** Data excerpts follows **
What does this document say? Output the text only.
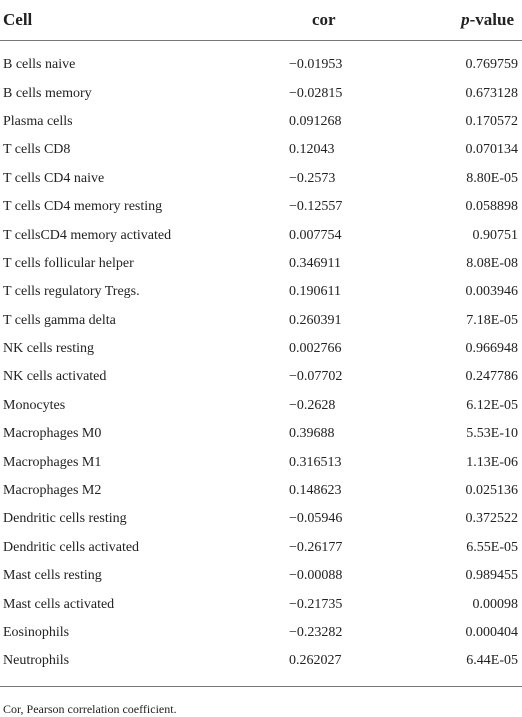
Cell	cor	p-value
B cells naive	−0.01953	0.769759
B cells memory	−0.02815	0.673128
Plasma cells	0.091268	0.170572
T cells CD8	0.12043	0.070134
T cells CD4 naive	−0.2573	8.80E-05
T cells CD4 memory resting	−0.12557	0.058898
T cellsCD4 memory activated	0.007754	0.90751
T cells follicular helper	0.346911	8.08E-08
T cells regulatory Tregs.	0.190611	0.003946
T cells gamma delta	0.260391	7.18E-05
NK cells resting	0.002766	0.966948
NK cells activated	−0.07702	0.247786
Monocytes	−0.2628	6.12E-05
Macrophages M0	0.39688	5.53E-10
Macrophages M1	0.316513	1.13E-06
Macrophages M2	0.148623	0.025136
Dendritic cells resting	−0.05946	0.372522
Dendritic cells activated	−0.26177	6.55E-05
Mast cells resting	−0.00088	0.989455
Mast cells activated	−0.21735	0.00098
Eosinophils	−0.23282	0.000404
Neutrophils	0.262027	6.44E-05
Cor, Pearson correlation coefficient.
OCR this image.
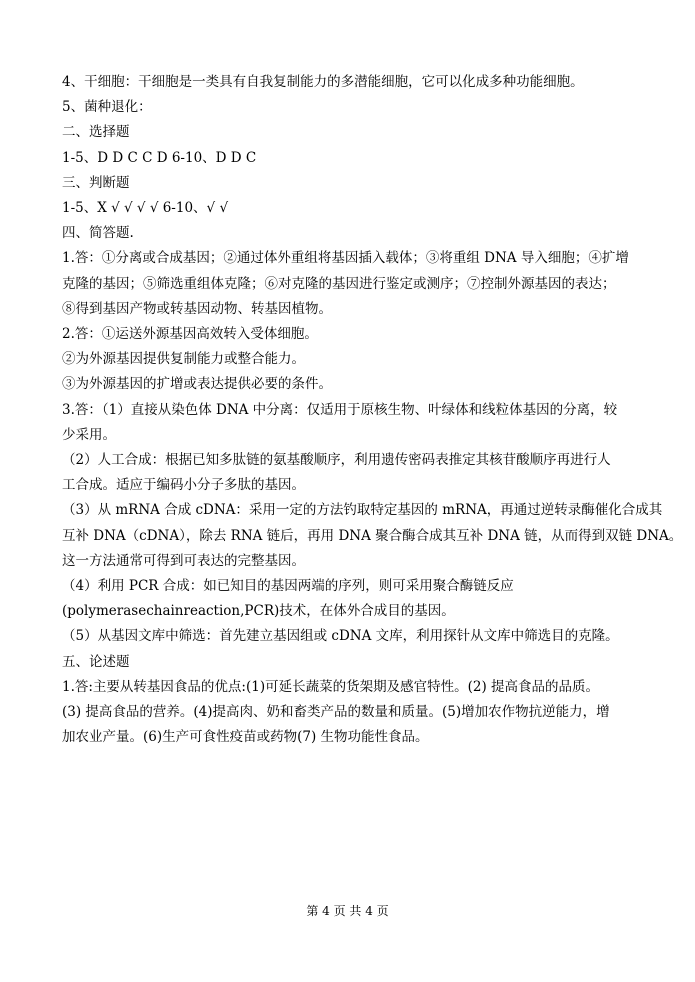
4、干细胞：干细胞是一类具有自我复制能力的多潜能细胞，它可以化成多种功能细胞。
5、菌种退化：
二、选择题
1-5、D D C C D 6-10、D D C
三、判断题
1-5、X √ √ √ √ 6-10、√ √
四、简答题.
1.答：①分离或合成基因；②通过体外重组将基因插入载体；③将重组 DNA 导入细胞；④扩增
克隆的基因；⑤筛选重组体克隆；⑥对克隆的基因进行鉴定或测序；⑦控制外源基因的表达；
⑧得到基因产物或转基因动物、转基因植物。
2.答：①运送外源基因高效转入受体细胞。
②为外源基因提供复制能力或整合能力。
③为外源基因的扩增或表达提供必要的条件。
3.答：（1）直接从染色体 DNA 中分离：仅适用于原核生物、叶绿体和线粒体基因的分离，较
少采用。
（2）人工合成：根据已知多肽链的氨基酸顺序，利用遗传密码表推定其核苷酸顺序再进行人
工合成。适应于编码小分子多肽的基因。
（3）从 mRNA 合成 cDNA：采用一定的方法钓取特定基因的 mRNA，再通过逆转录酶催化合成其
互补 DNA（cDNA），除去 RNA 链后，再用 DNA 聚合酶合成其互补 DNA 链，从而得到双链 DNA。
这一方法通常可得到可表达的完整基因。
（4）利用 PCR 合成：如已知目的基因两端的序列，则可采用聚合酶链反应
(polymerasechainreaction,PCR)技术，在体外合成目的基因。
（5）从基因文库中筛选：首先建立基因组或 cDNA 文库，利用探针从文库中筛选目的克隆。
五、论述题
1.答:主要从转基因食品的优点:(1)可延长蔬菜的货架期及感官特性。(2) 提高食品的品质。
(3) 提高食品的营养。(4)提高肉、奶和畜类产品的数量和质量。(5)增加农作物抗逆能力，增
加农业产量。(6)生产可食性疫苗或药物(7) 生物功能性食品。
第 4 页 共 4 页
** End of Data excerpts **
_Work instructions_:
Report how many lines in this data include the string "Macrophages", and nothing else.

_Task result_:
3